**What you have to do:** Locate and copy all lines bearing the word "threaten".
start
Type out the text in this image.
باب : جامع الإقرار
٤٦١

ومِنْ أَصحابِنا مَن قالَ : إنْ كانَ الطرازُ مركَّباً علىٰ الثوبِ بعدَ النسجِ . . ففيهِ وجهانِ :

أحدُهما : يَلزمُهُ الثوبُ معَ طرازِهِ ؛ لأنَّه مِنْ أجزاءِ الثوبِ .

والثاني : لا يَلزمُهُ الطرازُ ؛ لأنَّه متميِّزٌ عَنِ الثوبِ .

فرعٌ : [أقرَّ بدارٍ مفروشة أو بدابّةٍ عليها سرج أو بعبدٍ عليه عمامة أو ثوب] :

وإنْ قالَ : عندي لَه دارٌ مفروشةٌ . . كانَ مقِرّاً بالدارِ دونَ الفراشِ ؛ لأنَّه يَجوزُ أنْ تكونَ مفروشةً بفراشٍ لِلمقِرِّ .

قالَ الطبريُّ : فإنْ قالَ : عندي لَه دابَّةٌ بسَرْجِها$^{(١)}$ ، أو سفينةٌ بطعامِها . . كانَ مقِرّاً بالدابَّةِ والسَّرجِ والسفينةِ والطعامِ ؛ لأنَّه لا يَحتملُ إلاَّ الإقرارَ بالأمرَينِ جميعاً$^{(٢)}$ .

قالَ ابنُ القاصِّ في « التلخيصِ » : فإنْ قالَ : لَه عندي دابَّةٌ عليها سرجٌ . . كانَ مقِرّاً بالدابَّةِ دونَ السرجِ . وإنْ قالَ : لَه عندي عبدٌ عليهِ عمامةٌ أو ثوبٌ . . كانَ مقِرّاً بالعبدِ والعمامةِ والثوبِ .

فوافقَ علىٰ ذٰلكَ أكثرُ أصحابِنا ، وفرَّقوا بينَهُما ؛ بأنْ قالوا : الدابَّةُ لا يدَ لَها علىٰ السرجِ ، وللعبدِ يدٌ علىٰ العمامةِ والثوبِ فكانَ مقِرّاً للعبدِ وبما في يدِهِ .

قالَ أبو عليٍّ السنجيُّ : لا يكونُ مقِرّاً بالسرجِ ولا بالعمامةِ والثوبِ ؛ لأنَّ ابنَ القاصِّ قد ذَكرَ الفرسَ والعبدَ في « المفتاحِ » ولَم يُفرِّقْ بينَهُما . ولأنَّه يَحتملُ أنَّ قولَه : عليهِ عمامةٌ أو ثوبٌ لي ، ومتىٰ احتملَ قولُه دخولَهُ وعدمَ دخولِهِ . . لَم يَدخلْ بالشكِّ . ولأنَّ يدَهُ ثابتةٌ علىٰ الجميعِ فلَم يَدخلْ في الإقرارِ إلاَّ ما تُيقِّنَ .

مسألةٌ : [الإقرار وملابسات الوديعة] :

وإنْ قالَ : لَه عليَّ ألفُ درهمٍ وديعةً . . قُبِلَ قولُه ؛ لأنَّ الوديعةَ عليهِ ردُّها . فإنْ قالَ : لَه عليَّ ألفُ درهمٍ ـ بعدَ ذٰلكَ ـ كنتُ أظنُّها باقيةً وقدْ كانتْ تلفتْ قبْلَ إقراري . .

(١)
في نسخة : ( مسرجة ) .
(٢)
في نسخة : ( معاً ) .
end
start
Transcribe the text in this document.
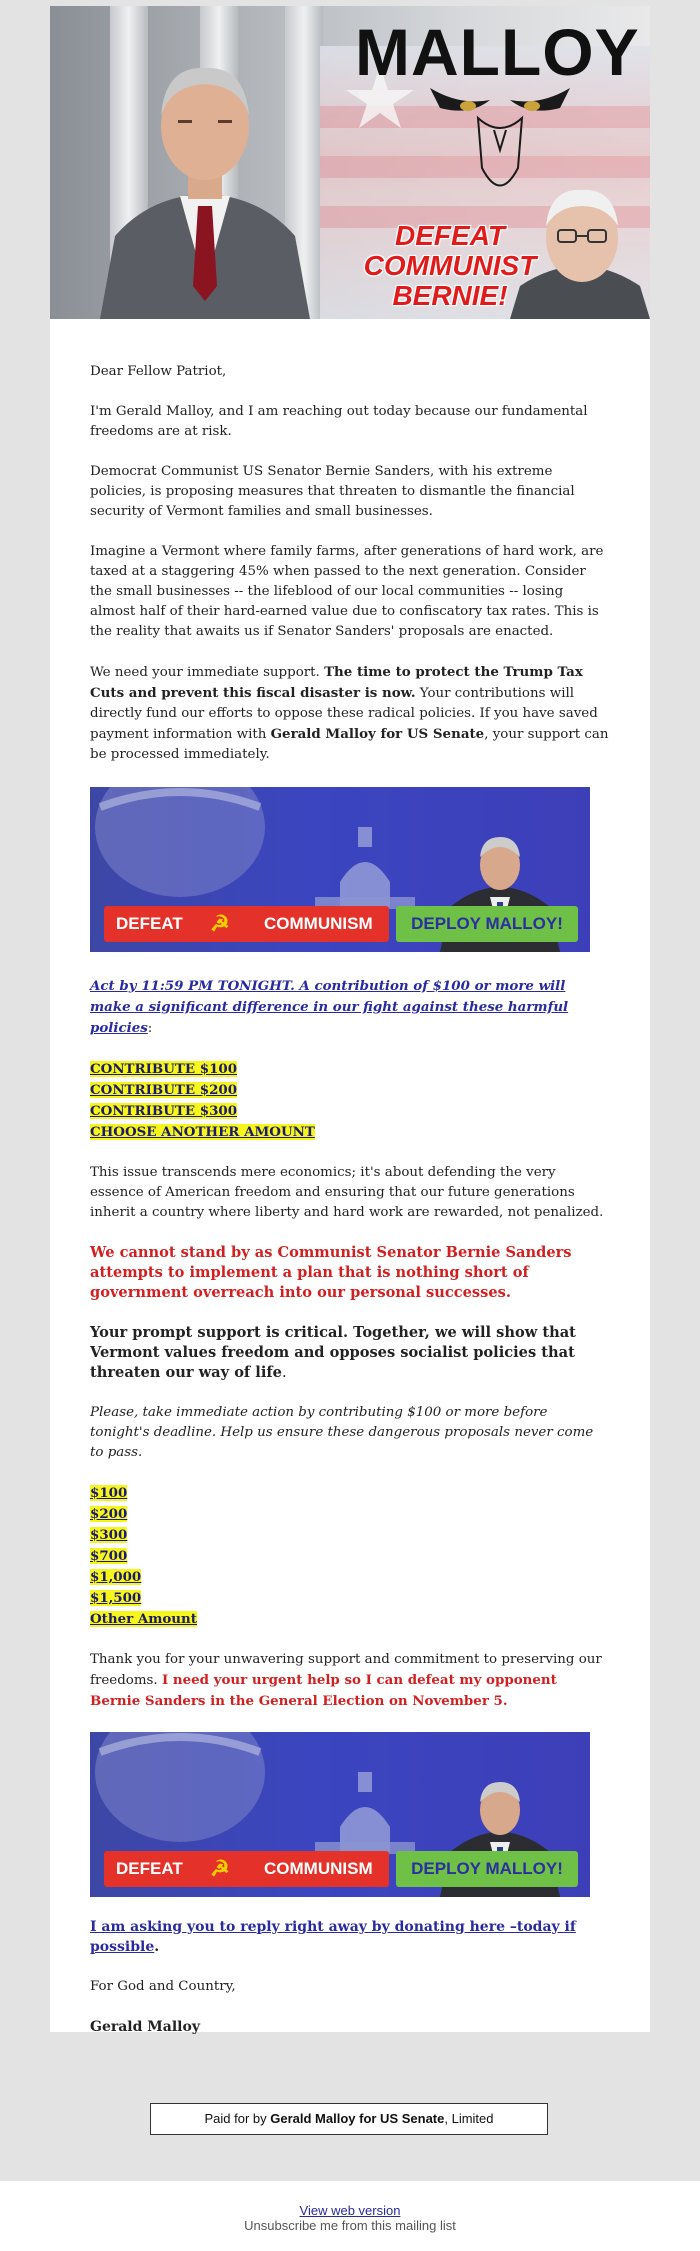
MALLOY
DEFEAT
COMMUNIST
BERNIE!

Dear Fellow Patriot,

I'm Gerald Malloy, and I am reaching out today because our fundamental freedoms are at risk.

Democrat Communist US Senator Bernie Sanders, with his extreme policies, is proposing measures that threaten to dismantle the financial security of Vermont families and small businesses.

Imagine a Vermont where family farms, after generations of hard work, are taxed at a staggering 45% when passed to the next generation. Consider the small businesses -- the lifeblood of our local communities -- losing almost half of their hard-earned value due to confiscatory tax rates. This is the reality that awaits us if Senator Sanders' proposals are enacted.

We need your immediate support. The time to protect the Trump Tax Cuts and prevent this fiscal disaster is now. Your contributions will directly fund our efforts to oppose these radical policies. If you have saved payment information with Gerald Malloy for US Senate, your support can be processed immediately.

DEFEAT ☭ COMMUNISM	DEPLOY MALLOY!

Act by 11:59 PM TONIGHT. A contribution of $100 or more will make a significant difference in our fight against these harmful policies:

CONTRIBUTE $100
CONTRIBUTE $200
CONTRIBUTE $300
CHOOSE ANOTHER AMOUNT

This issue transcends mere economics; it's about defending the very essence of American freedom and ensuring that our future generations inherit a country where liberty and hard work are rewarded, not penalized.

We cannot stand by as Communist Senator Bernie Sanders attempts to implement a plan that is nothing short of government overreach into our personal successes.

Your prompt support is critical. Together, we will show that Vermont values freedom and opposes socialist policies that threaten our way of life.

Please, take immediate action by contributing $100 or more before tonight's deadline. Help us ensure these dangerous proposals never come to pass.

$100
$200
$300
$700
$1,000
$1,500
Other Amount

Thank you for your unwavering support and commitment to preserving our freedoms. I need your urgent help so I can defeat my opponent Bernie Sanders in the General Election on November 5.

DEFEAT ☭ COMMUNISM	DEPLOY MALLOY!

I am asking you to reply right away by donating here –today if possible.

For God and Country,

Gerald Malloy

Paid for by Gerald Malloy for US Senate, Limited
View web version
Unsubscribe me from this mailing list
end
**Task response:**
Democrat Communist US Senator Bernie Sanders, with his extreme policies, is proposing measures that threaten to dismantle the financial security of Vermont families and small businesses.
Your prompt support is critical. Together, we will show that Vermont values freedom and opposes socialist policies that threaten our way of life.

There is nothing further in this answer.